START Extracted text

Roy Moore's supporters still 'believe in him' as GOP senators withdraw endorsements
Some Alabama voters dismiss the allegations as fabricated.
— -- Two Republican senators who initially backed Alabama Senate candidate Roy Moore have rescinded their endorsements in response to allegations of sexual misconduct.
Sens. Mike Lee of Utah and Steven Daines of Montana have withdrawn their support. GOP Sen. John McCain of Arizona, meanwhile, has said Moore should "immediately step aside" from the election on Dec. 12, and Bob Corker of Tennessee tweeted Saturday that he had never supported the controversial former judge.
But at least some supporters of Moore in Alabama are standing by him, saying they don't believe the allegations.
“I think most conservative Christians are going to vote for him because they believe in him,” Nancy Fluker of Wilsonville, Alabama, about 32 miles southeast of Birmingham, told ABC affiliate WBMA-TV in Birmingham. “They believe in his reputation. They believe in his record."
Moore, who is running to fill the Alabama Senate seat vacated by Jeff Sessions when he became attorney general, faces allegations first reported by the Washington Post that he engaged in sexual activity with a 14-year-old when he was 32 and pursued other girls when they were between the ages of 16 and 18 and he was in his 30s.
Some political observers in Alabama said they think fallout from the allegations against Moore may depress turnout at the polls and that many Republicans may choose to write in another name rather than vote for the former judge.
"I imagine there are going to be certain people who will not want to vote for the Democrat, but who will not want to vote for [Moore] and I imagine that there will be a write-in," said former Alabama Supreme Court Justice Gorman Houston who ran as a Republican but now considers himself an independent. "A lot of people will write in" candidates, he said.
But in Shelby County, Alabama, on the outskirts of Birmingham, many who spoke to WBMA-TV said they are sticking by Moore.
Nancy Fluker and her husband, Gordon, said they believe Moore's denial of having had a sexual encounter with a 14-year-old when he was 32.
“I believe him that he didn't do it,” Gordon Fluker said. “I think it's something someone waited until an opportune moment to put on the news across the world, to downgrade him.”
Similarly, Susan Conn, who owns Main Street Florist in downtown Columbiana, Alabama, told WBMA-TV, she is suspicious of the timing of the allegations.

END Extracted text
START Supplied information

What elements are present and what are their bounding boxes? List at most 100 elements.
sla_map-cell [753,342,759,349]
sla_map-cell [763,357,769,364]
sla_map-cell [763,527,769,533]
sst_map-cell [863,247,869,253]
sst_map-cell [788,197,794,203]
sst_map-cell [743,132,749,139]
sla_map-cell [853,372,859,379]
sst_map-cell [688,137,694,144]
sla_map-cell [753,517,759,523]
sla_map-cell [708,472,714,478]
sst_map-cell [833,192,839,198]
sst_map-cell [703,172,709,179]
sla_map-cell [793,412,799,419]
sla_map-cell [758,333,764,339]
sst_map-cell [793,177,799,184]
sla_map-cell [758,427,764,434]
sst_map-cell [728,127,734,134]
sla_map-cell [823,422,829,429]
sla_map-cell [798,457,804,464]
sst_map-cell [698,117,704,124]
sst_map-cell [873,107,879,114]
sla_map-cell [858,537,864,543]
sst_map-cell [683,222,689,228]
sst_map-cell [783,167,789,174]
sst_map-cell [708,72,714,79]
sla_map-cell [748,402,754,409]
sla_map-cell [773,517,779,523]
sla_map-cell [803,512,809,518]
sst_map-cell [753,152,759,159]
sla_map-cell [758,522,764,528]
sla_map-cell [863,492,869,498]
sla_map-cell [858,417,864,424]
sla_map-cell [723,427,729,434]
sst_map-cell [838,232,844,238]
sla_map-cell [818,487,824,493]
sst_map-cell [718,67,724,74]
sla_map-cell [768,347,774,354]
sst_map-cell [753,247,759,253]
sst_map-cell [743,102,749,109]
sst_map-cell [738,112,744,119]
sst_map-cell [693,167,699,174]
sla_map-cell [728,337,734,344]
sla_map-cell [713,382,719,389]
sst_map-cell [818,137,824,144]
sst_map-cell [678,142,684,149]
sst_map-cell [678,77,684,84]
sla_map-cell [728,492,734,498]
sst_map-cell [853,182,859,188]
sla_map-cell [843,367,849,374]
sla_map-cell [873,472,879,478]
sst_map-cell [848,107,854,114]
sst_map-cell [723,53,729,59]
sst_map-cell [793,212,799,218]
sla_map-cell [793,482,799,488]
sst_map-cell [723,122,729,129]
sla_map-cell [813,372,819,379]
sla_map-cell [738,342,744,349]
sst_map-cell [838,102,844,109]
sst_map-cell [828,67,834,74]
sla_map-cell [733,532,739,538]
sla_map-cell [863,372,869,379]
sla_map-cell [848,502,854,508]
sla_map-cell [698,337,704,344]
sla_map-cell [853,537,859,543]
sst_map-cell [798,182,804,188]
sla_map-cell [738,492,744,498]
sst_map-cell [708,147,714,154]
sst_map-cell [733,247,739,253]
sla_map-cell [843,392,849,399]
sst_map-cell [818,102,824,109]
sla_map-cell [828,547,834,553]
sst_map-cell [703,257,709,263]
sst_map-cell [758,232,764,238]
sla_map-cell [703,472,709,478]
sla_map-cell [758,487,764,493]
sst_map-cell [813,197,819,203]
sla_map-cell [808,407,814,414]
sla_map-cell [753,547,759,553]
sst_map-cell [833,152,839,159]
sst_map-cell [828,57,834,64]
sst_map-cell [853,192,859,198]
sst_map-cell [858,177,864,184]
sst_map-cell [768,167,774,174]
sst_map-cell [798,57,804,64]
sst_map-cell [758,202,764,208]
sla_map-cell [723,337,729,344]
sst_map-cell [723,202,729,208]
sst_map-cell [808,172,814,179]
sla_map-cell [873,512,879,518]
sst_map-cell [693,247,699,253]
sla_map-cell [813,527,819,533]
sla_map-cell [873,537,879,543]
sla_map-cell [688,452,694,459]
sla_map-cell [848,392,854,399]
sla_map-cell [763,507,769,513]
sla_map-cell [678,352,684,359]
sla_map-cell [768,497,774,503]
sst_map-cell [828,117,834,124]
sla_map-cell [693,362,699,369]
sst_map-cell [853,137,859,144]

END Supplied information

**Exercises:**
1. Using the article about Roy Moore, say whether each statement agrees with it: (a) Mike Lee of Utah withdrew his support for Moore; (b) Bob Corker said he had once supported Moore; (c) Susan Conn owns a florist shop in Birmingham. Answer yes or no for each, and quote the article's deciding words.
2. Repeat word for word the part of the Roy Moore article between "Nancy Fluker and" and "of the allegations.", inclusive.
You don't need the entries for anything here.

**Solved problems:**
1.
(a) Yes: "Sens. Mike Lee of Utah and Steven Daines of Montana have withdrawn their support."
(b) No: "he had never supported the controversial former judge."
(c) No: "who owns Main Street Florist in downtown Columbiana, Alabama"

2.
Nancy Fluker and her husband, Gordon, said they believe Moore's denial of having had a sexual encounter with a 14-year-old when he was 32.
“I believe him that he didn't do it,” Gordon Fluker said. “I think it's something someone waited until an opportune moment to put on the news across the world, to downgrade him.”
Similarly, Susan Conn, who owns Main Street Florist in downtown Columbiana, Alabama, told WBMA-TV, she is suspicious of the timing of the allegations.